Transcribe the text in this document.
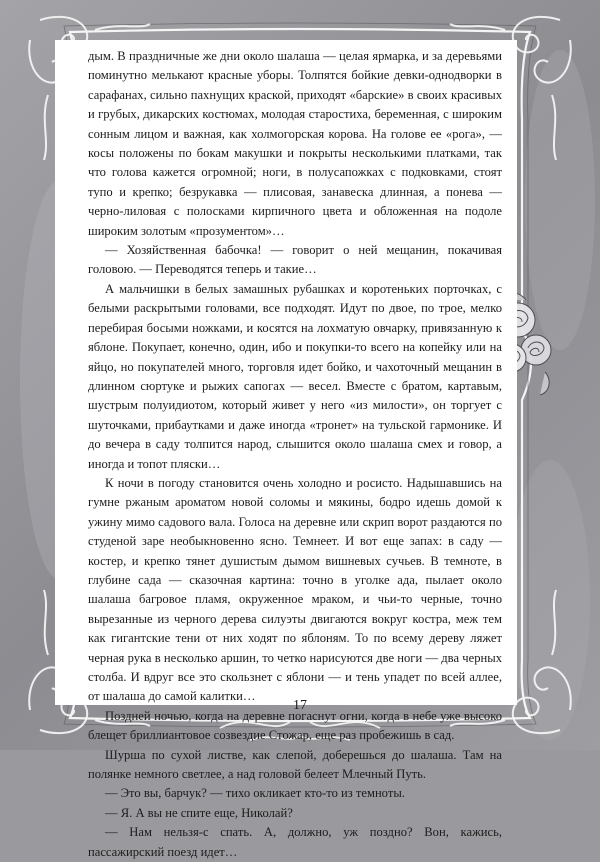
дым. В праздничные же дни около шалаша — целая ярмарка, и за деревьями поминутно мелькают красные уборы. Толпятся бойкие девки-однодворки в сарафанах, сильно пахнущих краской, приходят «барские» в своих красивых и грубых, дикарских костюмах, молодая старостиха, беременная, с широким сонным лицом и важная, как холмогорская корова. На голове ее «рога», — косы положены по бокам макушки и покрыты несколькими платками, так что голова кажется огромной; ноги, в полусапожках с подковками, стоят тупо и крепко; безрукавка — плисовая, занавеска длинная, а понева — черно-лиловая с полосками кирпичного цвета и обложенная на подоле широким золотым «прозументом»…

— Хозяйственная бабочка! — говорит о ней мещанин, покачивая головою. — Переводятся теперь и такие…

А мальчишки в белых замашных рубашках и коротеньких порточках, с белыми раскрытыми головами, все подходят. Идут по двое, по трое, мелко перебирая босыми ножками, и косятся на лохматую овчарку, привязанную к яблоне. Покупает, конечно, один, ибо и покупки-то всего на копейку или на яйцо, но покупателей много, торговля идет бойко, и чахоточный мещанин в длинном сюртуке и рыжих сапогах — весел. Вместе с братом, картавым, шустрым полуидиотом, который живет у него «из милости», он торгует с шуточками, прибаутками и даже иногда «тронет» на тульской гармонике. И до вечера в саду толпится народ, слышится около шалаша смех и говор, а иногда и топот пляски…

К ночи в погоду становится очень холодно и росисто. Надышавшись на гумне ржаным ароматом новой соломы и мякины, бодро идешь домой к ужину мимо садового вала. Голоса на деревне или скрип ворот раздаются по студеной заре необыкновенно ясно. Темнеет. И вот еще запах: в саду — костер, и крепко тянет душистым дымом вишневых сучьев. В темноте, в глубине сада — сказочная картина: точно в уголке ада, пылает около шалаша багровое пламя, окруженное мраком, и чьи-то черные, точно вырезанные из черного дерева силуэты двигаются вокруг костра, меж тем как гигантские тени от них ходят по яблоням. То по всему дереву ляжет черная рука в несколько аршин, то четко нарисуются две ноги — два черных столба. И вдруг все это скользнет с яблони — и тень упадет по всей аллее, от шалаша до самой калитки…

Поздней ночью, когда на деревне погаснут огни, когда в небе уже высоко блещет бриллиантовое созвездие Стожар, еще раз пробежишь в сад.

Шурша по сухой листве, как слепой, доберешься до шалаша. Там на полянке немного светлее, а над головой белеет Млечный Путь.

— Это вы, барчук? — тихо окликает кто-то из темноты.

— Я. А вы не спите еще, Николай?

— Нам нельзя-с спать. А, должно, уж поздно? Вон, кажись, пассажирский поезд идет…

17
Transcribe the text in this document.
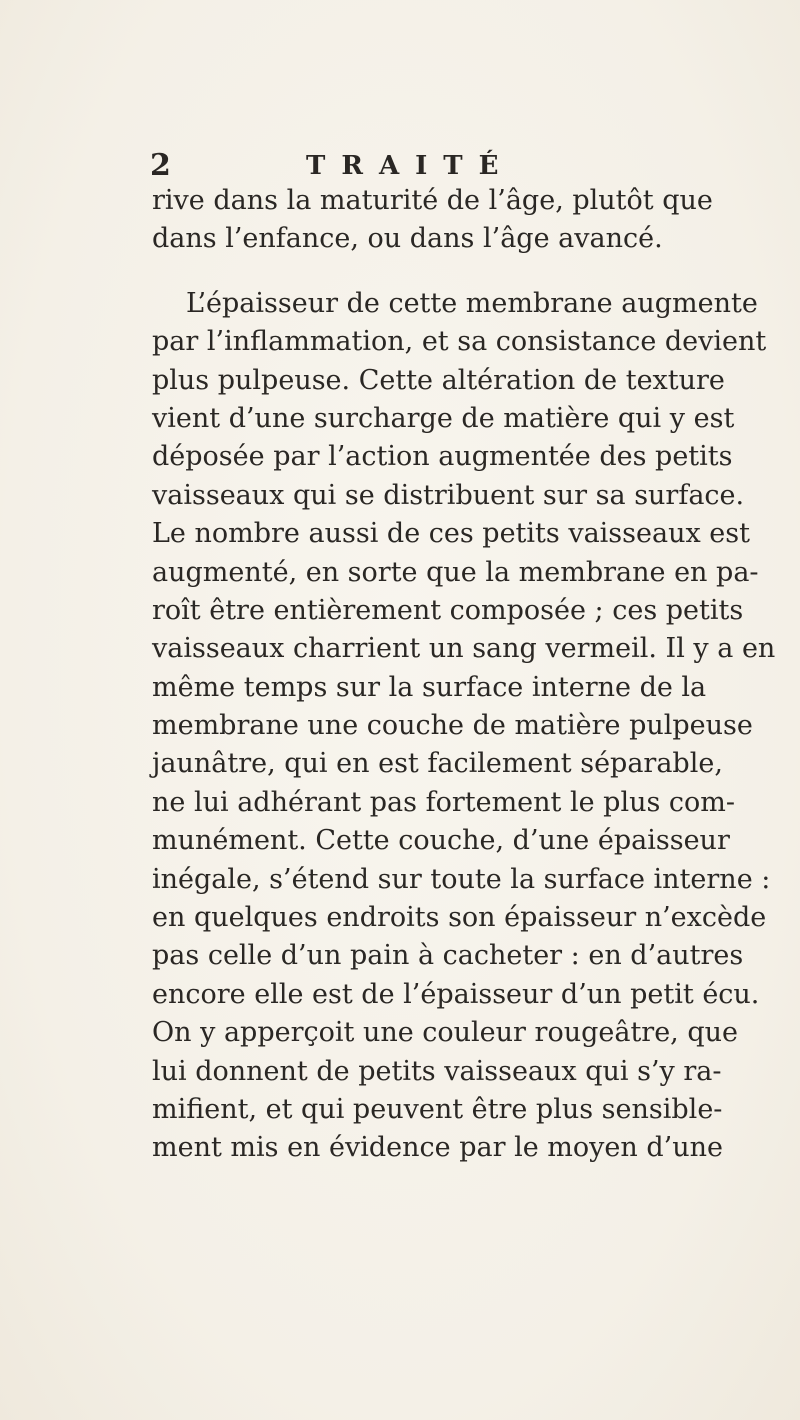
2	TRAITÉ
rive dans la maturité de l’âge, plutôt que
dans l’enfance, ou dans l’âge avancé.
L’épaisseur de cette membrane augmente
par l’inflammation, et sa consistance devient
plus pulpeuse. Cette altération de texture
vient d’une surcharge de matière qui y est
déposée par l’action augmentée des petits
vaisseaux qui se distribuent sur sa surface.
Le nombre aussi de ces petits vaisseaux est
augmenté, en sorte que la membrane en pa-
roît être entièrement composée ; ces petits
vaisseaux charrient un sang vermeil. Il y a en
même temps sur la surface interne de la
membrane une couche de matière pulpeuse
jaunâtre, qui en est facilement séparable,
ne lui adhérant pas fortement le plus com-
munément. Cette couche, d’une épaisseur
inégale, s’étend sur toute la surface interne :
en quelques endroits son épaisseur n’excède
pas celle d’un pain à cacheter : en d’autres
encore elle est de l’épaisseur d’un petit écu.
On y apperçoit une couleur rougeâtre, que
lui donnent de petits vaisseaux qui s’y ra-
mifient, et qui peuvent être plus sensible-
ment mis en évidence par le moyen d’une
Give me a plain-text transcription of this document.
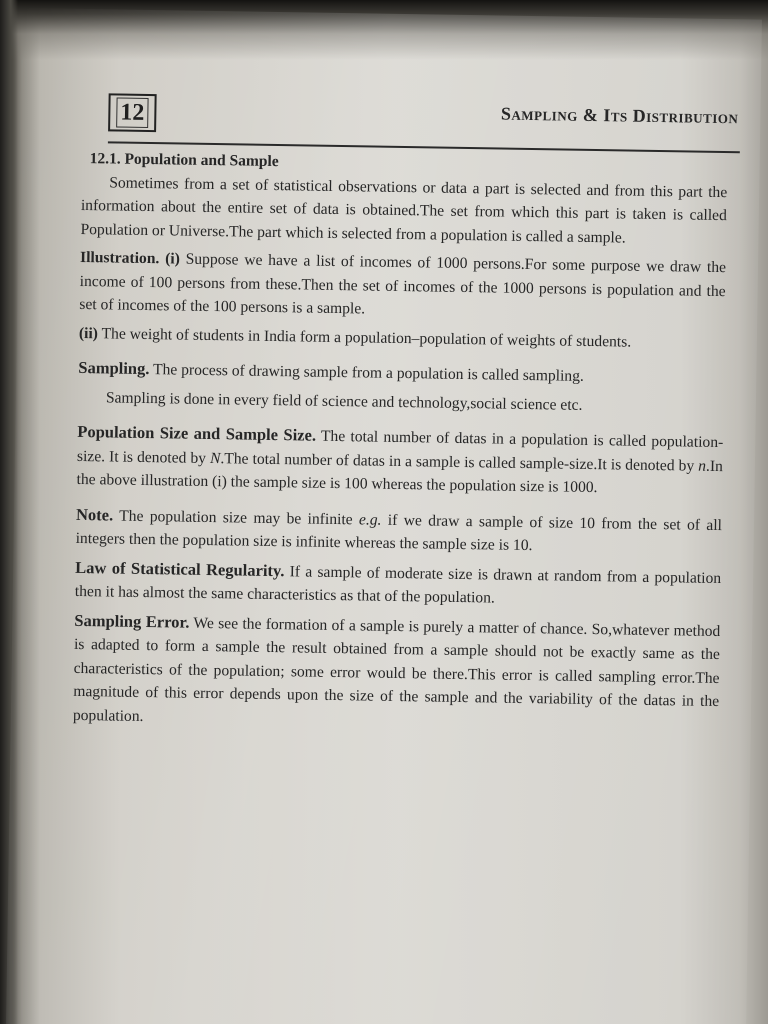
12	Sampling & Its Distribution

12.1. Population and Sample

Sometimes from a set of statistical observations or data a part is selected and from this part the information about the entire set of data is obtained.The set from which this part is taken is called Population or Universe.The part which is selected from a population is called a sample.

Illustration. (i) Suppose we have a list of incomes of 1000 persons.For some purpose we draw the income of 100 persons from these.Then the set of incomes of the 1000 persons is population and the set of incomes of the 100 persons is a sample.

(ii) The weight of students in India form a population–population of weights of students.

Sampling. The process of drawing sample from a population is called sampling.

Sampling is done in every field of science and technology,social science etc.

Population Size and Sample Size. The total number of datas in a population is called population-size. It is denoted by N.The total number of datas in a sample is called sample-size.It is denoted by n.In the above illustration (i) the sample size is 100 whereas the population size is 1000.

Note. The population size may be infinite e.g. if we draw a sample of size 10 from the set of all integers then the population size is infinite whereas the sample size is 10.

Law of Statistical Regularity. If a sample of moderate size is drawn at random from a population then it has almost the same characteristics as that of the population.

Sampling Error. We see the formation of a sample is purely a matter of chance. So,whatever method is adapted to form a sample the result obtained from a sample should not be exactly same as the characteristics of the population; some error would be there.This error is called sampling error.The magnitude of this error depends upon the size of the sample and the variability of the datas in the population.
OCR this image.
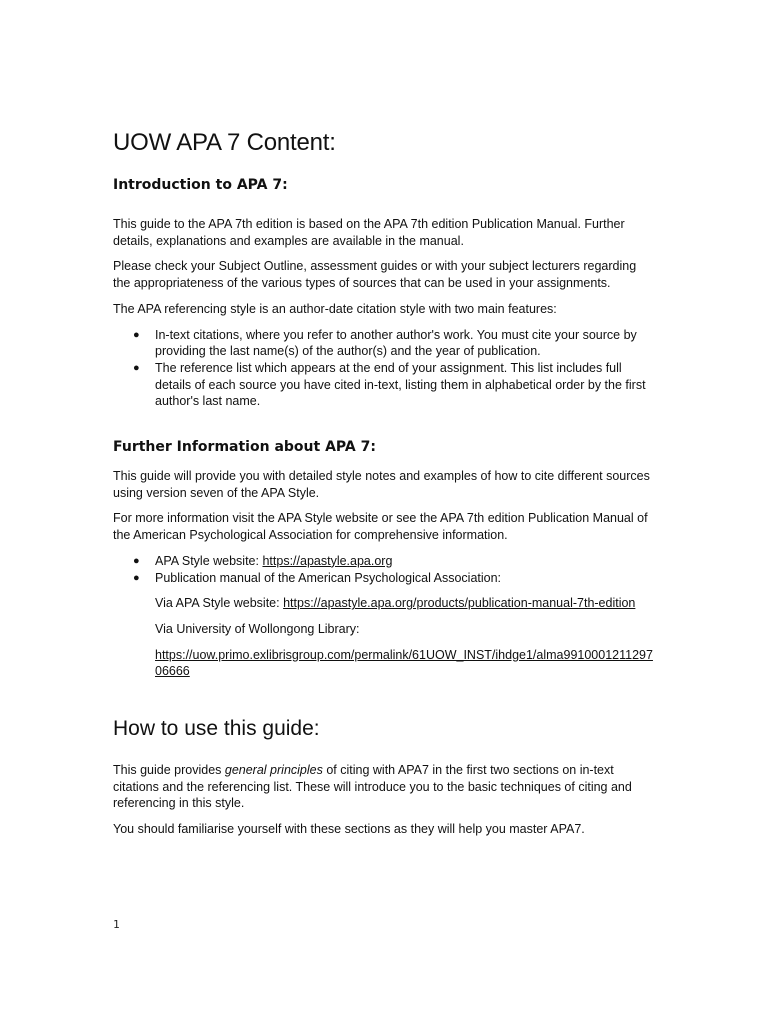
UOW APA 7 Content:
Introduction to APA 7:

This guide to the APA 7th edition is based on the APA 7th edition Publication Manual. Further details, explanations and examples are available in the manual.

Please check your Subject Outline, assessment guides or with your subject lecturers regarding the appropriateness of the various types of sources that can be used in your assignments.

The APA referencing style is an author-date citation style with two main features:

● In-text citations, where you refer to another author's work. You must cite your source by providing the last name(s) of the author(s) and the year of publication.
● The reference list which appears at the end of your assignment. This list includes full details of each source you have cited in-text, listing them in alphabetical order by the first author's last name.
Further Information about APA 7:

This guide will provide you with detailed style notes and examples of how to cite different sources using version seven of the APA Style.

For more information visit the APA Style website or see the APA 7th edition Publication Manual of the American Psychological Association for comprehensive information.

● APA Style website: https://apastyle.apa.org
● Publication manual of the American Psychological Association:
Via APA Style website: https://apastyle.apa.org/products/publication-manual-7th-edition
Via University of Wollongong Library:
https://uow.primo.exlibrisgroup.com/permalink/61UOW_INST/ihdge1/alma991000121129706666
How to use this guide:

This guide provides general principles of citing with APA7 in the first two sections on in-text citations and the referencing list. These will introduce you to the basic techniques of citing and referencing in this style.

You should familiarise yourself with these sections as they will help you master APA7.

1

REQUEST
Read through the entries and copy every line that includes "surface".

ANSWER TO THIS EXERCISE
vaisseaux qui se distribuent sur sa surface.
même temps sur la surface interne de la
inégale, s’étend sur toute la surface interne :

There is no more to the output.